**WHAT YOU WILL DO**
Extract the lines that hold the string "month".

-- Begin STORED DATA --

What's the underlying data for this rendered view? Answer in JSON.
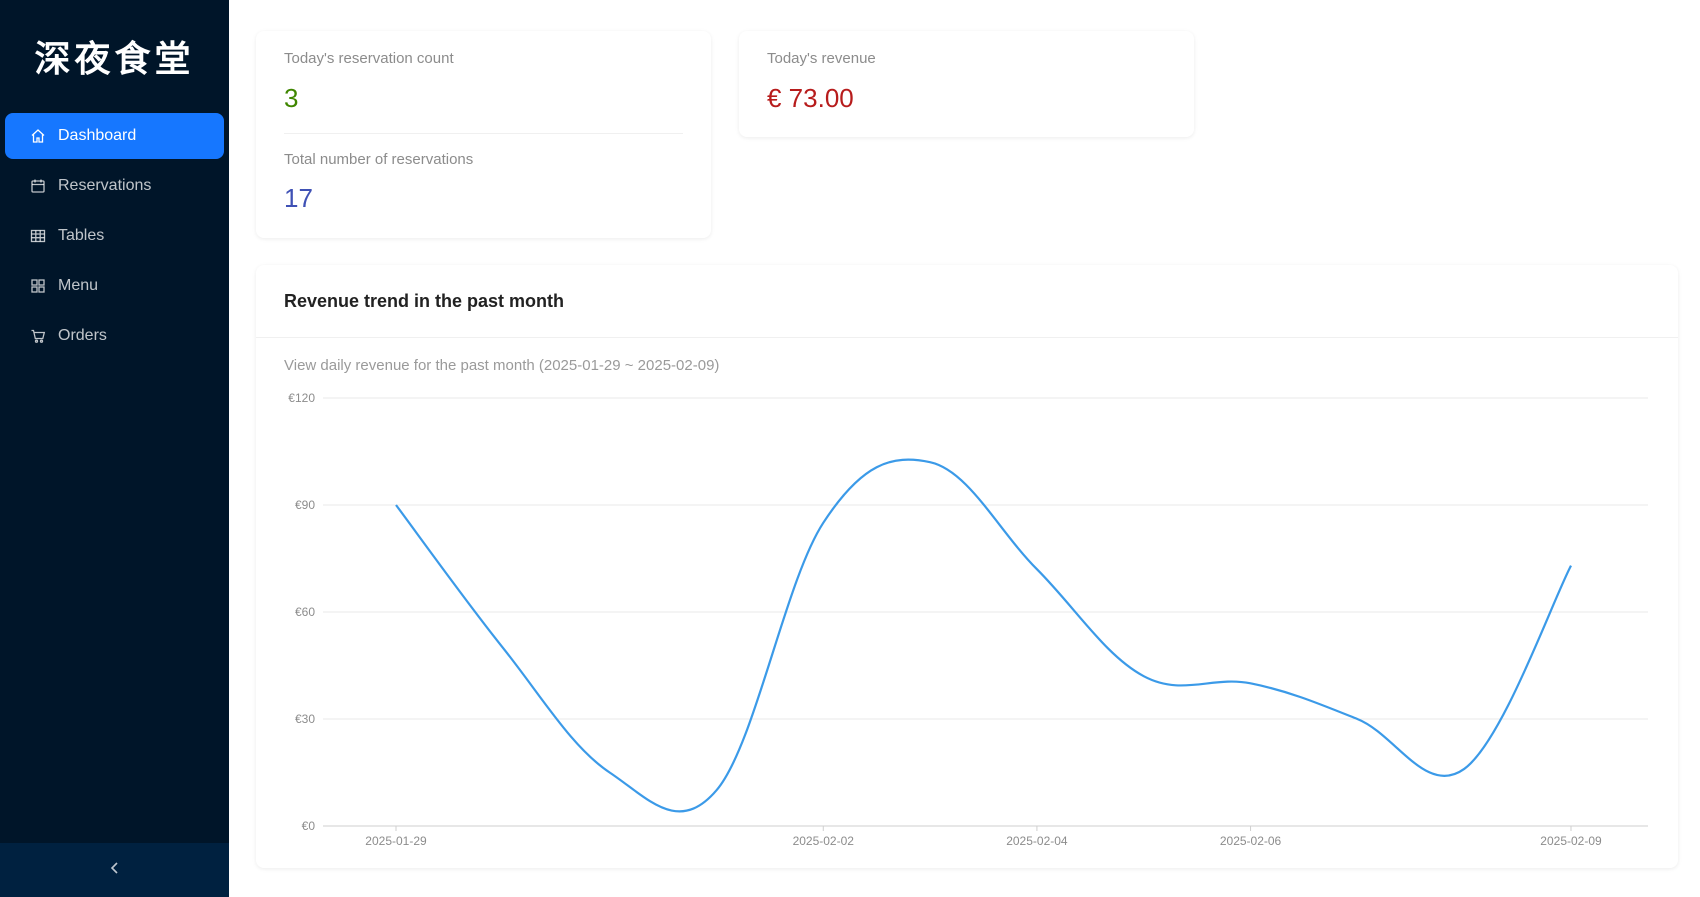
{
  "sidebar": {
    "logo": "深夜食堂",
    "items": [
      {
        "label": "Dashboard",
        "icon": "home-icon",
        "active": true
      },
      {
        "label": "Reservations",
        "icon": "calendar-icon",
        "active": false
      },
      {
        "label": "Tables",
        "icon": "table-icon",
        "active": false
      },
      {
        "label": "Menu",
        "icon": "appstore-icon",
        "active": false
      },
      {
        "label": "Orders",
        "icon": "cart-icon",
        "active": false
      }
    ],
    "collapse_icon": "chevron-left-icon"
  },
  "stats": {
    "today_count_label": "Today's reservation count",
    "today_count_value": "3",
    "total_label": "Total number of reservations",
    "total_value": "17",
    "revenue_label": "Today's revenue",
    "revenue_value": "€ 73.00"
  },
  "colors": {
    "sidebar_bg": "#001529",
    "active": "#1677ff",
    "count_green": "#3f8600",
    "total_blue": "#3f51b5",
    "revenue_red": "#b71c1c",
    "line": "#3b9ae8"
  },
  "chart_card": {
    "title": "Revenue trend in the past month",
    "description": "View daily revenue for the past month (2025-01-29 ~ 2025-02-09)"
  },
  "chart_data": {
    "type": "line",
    "x": [
      "2025-01-29",
      "2025-01-30",
      "2025-01-31",
      "2025-02-01",
      "2025-02-02",
      "2025-02-03",
      "2025-02-04",
      "2025-02-05",
      "2025-02-06",
      "2025-02-07",
      "2025-02-08",
      "2025-02-09"
    ],
    "values": [
      90,
      50,
      15,
      10,
      85,
      102,
      72,
      42,
      40,
      30,
      16,
      73
    ],
    "ylim": [
      0,
      120
    ],
    "yticks": [
      "€0",
      "€30",
      "€60",
      "€90",
      "€120"
    ],
    "ytick_values": [
      0,
      30,
      60,
      90,
      120
    ],
    "xtick_labels": [
      "2025-01-29",
      "2025-02-02",
      "2025-02-04",
      "2025-02-06",
      "2025-02-09"
    ],
    "grid": true
  }
}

-- End STORED DATA --

**WORKED ANSWER**
    "title": "Revenue trend in the past month",
    "description": "View daily revenue for the past month (2025-01-29 ~ 2025-02-09)"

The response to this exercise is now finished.